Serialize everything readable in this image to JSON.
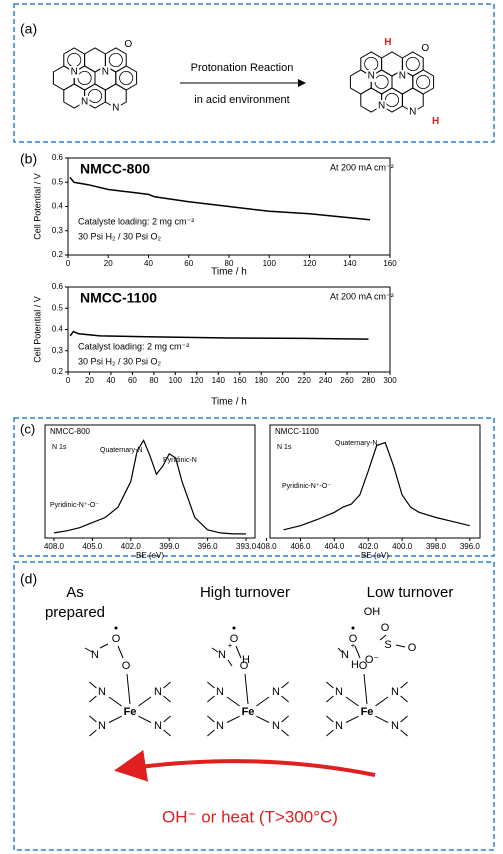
{
  "panels": {
    "a": {
      "label": "(a)",
      "arrow_text": [
        "Protonation Reaction",
        "in acid environment"
      ],
      "left_atoms": [
        "N",
        "N",
        "N",
        "N",
        "O"
      ],
      "right_atoms": [
        "N",
        "N",
        "N",
        "N",
        "O",
        "H",
        "H"
      ]
    },
    "b": {
      "label": "(b)"
    },
    "c": {
      "label": "(c)"
    },
    "d": {
      "label": "(d)",
      "headings": [
        "As",
        "prepared",
        "High turnover",
        "Low turnover"
      ],
      "groups": [
        [
          "N"
        ],
        [
          "N",
          "+",
          "H"
        ],
        [
          "N",
          "+",
          "H",
          "O",
          "S",
          "O",
          "OH",
          "O⁻"
        ]
      ],
      "complexes": [
        {
          "metal": "Fe",
          "ligands": [
            "N",
            "N",
            "N",
            "N"
          ],
          "oxygens": [
            "O",
            "O"
          ]
        },
        {
          "metal": "Fe",
          "ligands": [
            "N",
            "N",
            "N",
            "N"
          ],
          "oxygens": [
            "O",
            "O"
          ]
        },
        {
          "metal": "Fe",
          "ligands": [
            "N",
            "N",
            "N",
            "N"
          ],
          "oxygens": [
            "O",
            "O"
          ]
        }
      ],
      "arrow_text": "OH⁻ or heat (T>300°C)"
    }
  },
  "chart_data": [
    {
      "type": "line",
      "title": "NMCC-800",
      "annotations": [
        "At 200 mA cm⁻²",
        "Catalyste loading: 2 mg cm⁻²",
        "30 Psi H₂ / 30 Psi O₂"
      ],
      "x_label": "Time / h",
      "y_label": "Cell Potential / V",
      "x": [
        1,
        3,
        10,
        20,
        30,
        40,
        43,
        60,
        80,
        100,
        120,
        150
      ],
      "series": [
        {
          "name": "NMCC-800",
          "color": "#000000",
          "values": [
            0.52,
            0.5,
            0.49,
            0.47,
            0.46,
            0.45,
            0.44,
            0.42,
            0.4,
            0.38,
            0.37,
            0.345
          ]
        }
      ],
      "xlim": [
        0,
        160
      ],
      "xticks": [
        0,
        20,
        40,
        60,
        80,
        100,
        120,
        140,
        160
      ],
      "ylim": [
        0.2,
        0.6
      ],
      "yticks": [
        0.2,
        0.3,
        0.4,
        0.5,
        0.6
      ]
    },
    {
      "type": "line",
      "title": "NMCC-1100",
      "annotations": [
        "At 200 mA cm⁻²",
        "Catalyst loading: 2 mg cm⁻²",
        "30 Psi H₂ / 30 Psi O₂"
      ],
      "x_label": "Time / h",
      "y_label": "Cell Potential / V",
      "x": [
        2,
        5,
        10,
        30,
        80,
        150,
        220,
        280
      ],
      "series": [
        {
          "name": "NMCC-1100",
          "color": "#000000",
          "values": [
            0.37,
            0.39,
            0.38,
            0.37,
            0.365,
            0.36,
            0.358,
            0.355
          ]
        }
      ],
      "xlim": [
        0,
        300
      ],
      "xticks": [
        0,
        20,
        40,
        60,
        80,
        100,
        120,
        140,
        160,
        180,
        200,
        220,
        240,
        260,
        280,
        300
      ],
      "ylim": [
        0.2,
        0.6
      ],
      "yticks": [
        0.2,
        0.3,
        0.4,
        0.5,
        0.6
      ]
    },
    {
      "type": "line",
      "title": "NMCC-800",
      "annotations": [
        "N 1s",
        "Quaternary-N",
        "Pyridinic-N",
        "Pyridinic-N⁺-O⁻"
      ],
      "x_label": "BE (eV)",
      "x": [
        408,
        407,
        406,
        405,
        404,
        403,
        402,
        401.5,
        401,
        400.5,
        400,
        399.5,
        399,
        398.5,
        398,
        397,
        396,
        395,
        394,
        393
      ],
      "series": [
        {
          "name": "N 1s",
          "color": "#000000",
          "values": [
            0.05,
            0.07,
            0.1,
            0.15,
            0.2,
            0.3,
            0.55,
            0.85,
            0.95,
            0.8,
            0.62,
            0.7,
            0.82,
            0.78,
            0.55,
            0.2,
            0.08,
            0.05,
            0.04,
            0.04
          ]
        }
      ],
      "xlim": [
        408.7,
        392.3
      ],
      "xticks": [
        {
          "value": 408,
          "label": "408.0"
        },
        {
          "value": 405,
          "label": "405.0"
        },
        {
          "value": 402,
          "label": "402.0"
        },
        {
          "value": 399,
          "label": "399.0"
        },
        {
          "value": 396,
          "label": "396.0"
        },
        {
          "value": 393,
          "label": "393.0"
        }
      ],
      "ylim": [
        0,
        1.1
      ]
    },
    {
      "type": "line",
      "title": "NMCC-1100",
      "annotations": [
        "N 1s",
        "Quaternary-N",
        "Pyridinic-N⁺-O⁻"
      ],
      "x_label": "BE (eV)",
      "x": [
        407,
        406,
        405,
        404,
        403.5,
        403,
        402.5,
        402,
        401.5,
        401,
        400.5,
        400,
        399.5,
        399,
        398,
        397,
        396
      ],
      "series": [
        {
          "name": "N 1s",
          "color": "#000000",
          "values": [
            0.08,
            0.12,
            0.18,
            0.25,
            0.3,
            0.33,
            0.42,
            0.65,
            0.9,
            0.93,
            0.7,
            0.42,
            0.3,
            0.25,
            0.2,
            0.16,
            0.12
          ]
        }
      ],
      "xlim": [
        407.8,
        395.4
      ],
      "xticks": [
        {
          "value": 408,
          "label": "408.0"
        },
        {
          "value": 406,
          "label": "406.0"
        },
        {
          "value": 404,
          "label": "404.0"
        },
        {
          "value": 402,
          "label": "402.0"
        },
        {
          "value": 400,
          "label": "400.0"
        },
        {
          "value": 398,
          "label": "398.0"
        },
        {
          "value": 396,
          "label": "396.0"
        }
      ],
      "ylim": [
        0,
        1.1
      ]
    }
  ]
}
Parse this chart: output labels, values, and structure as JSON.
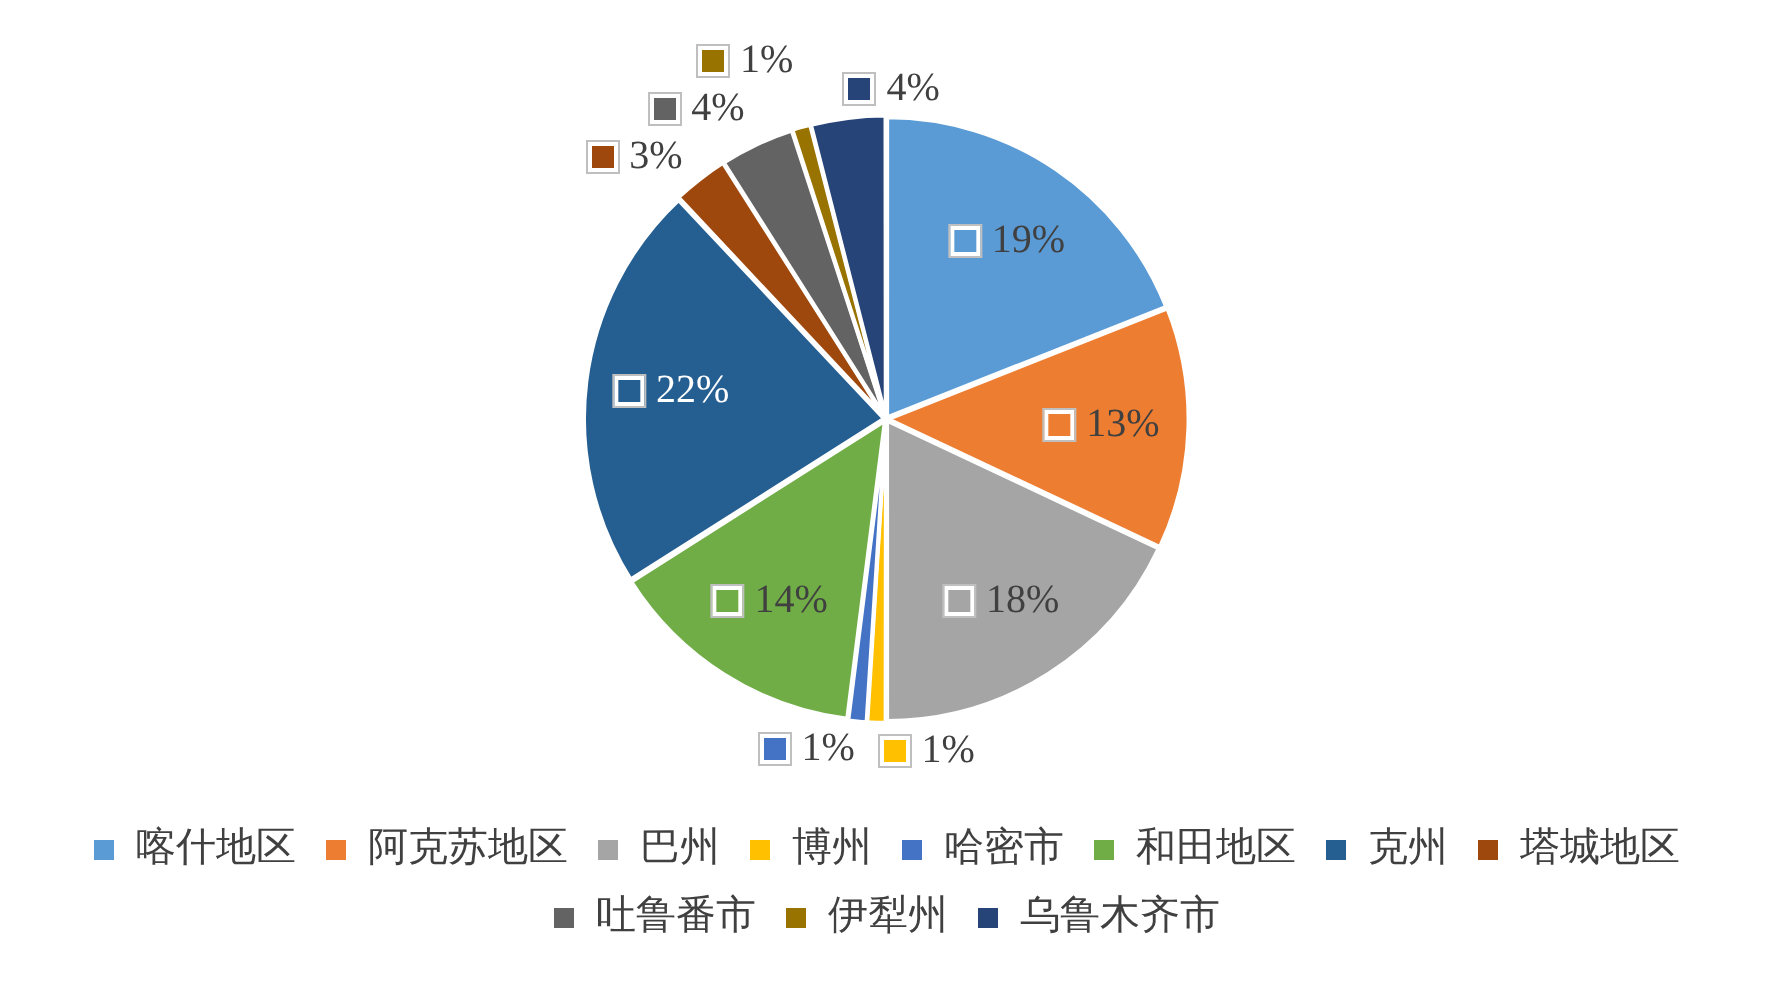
{
  "chart_data": {
    "type": "pie",
    "categories": [
      "喀什地区",
      "阿克苏地区",
      "巴州",
      "博州",
      "哈密市",
      "和田地区",
      "克州",
      "塔城地区",
      "吐鲁番市",
      "伊犁州",
      "乌鲁木齐市"
    ],
    "values": [
      19,
      13,
      18,
      1,
      1,
      14,
      22,
      3,
      4,
      1,
      4
    ],
    "value_labels": [
      "19%",
      "13%",
      "18%",
      "1%",
      "1%",
      "14%",
      "22%",
      "3%",
      "4%",
      "1%",
      "4%"
    ],
    "colors": [
      "#5b9bd5",
      "#ed7d31",
      "#a5a5a5",
      "#ffc000",
      "#4472c4",
      "#70ad47",
      "#255e91",
      "#9e480e",
      "#636363",
      "#997300",
      "#264478"
    ],
    "legend": "bottom"
  }
}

******

_Direction_. Copy out every line in the listing where the word "name" appears.

_Result of the exercise_.
          "name": "NMCC-800",
          "name": "NMCC-1100",
          "name": "N 1s",
          "name": "N 1s",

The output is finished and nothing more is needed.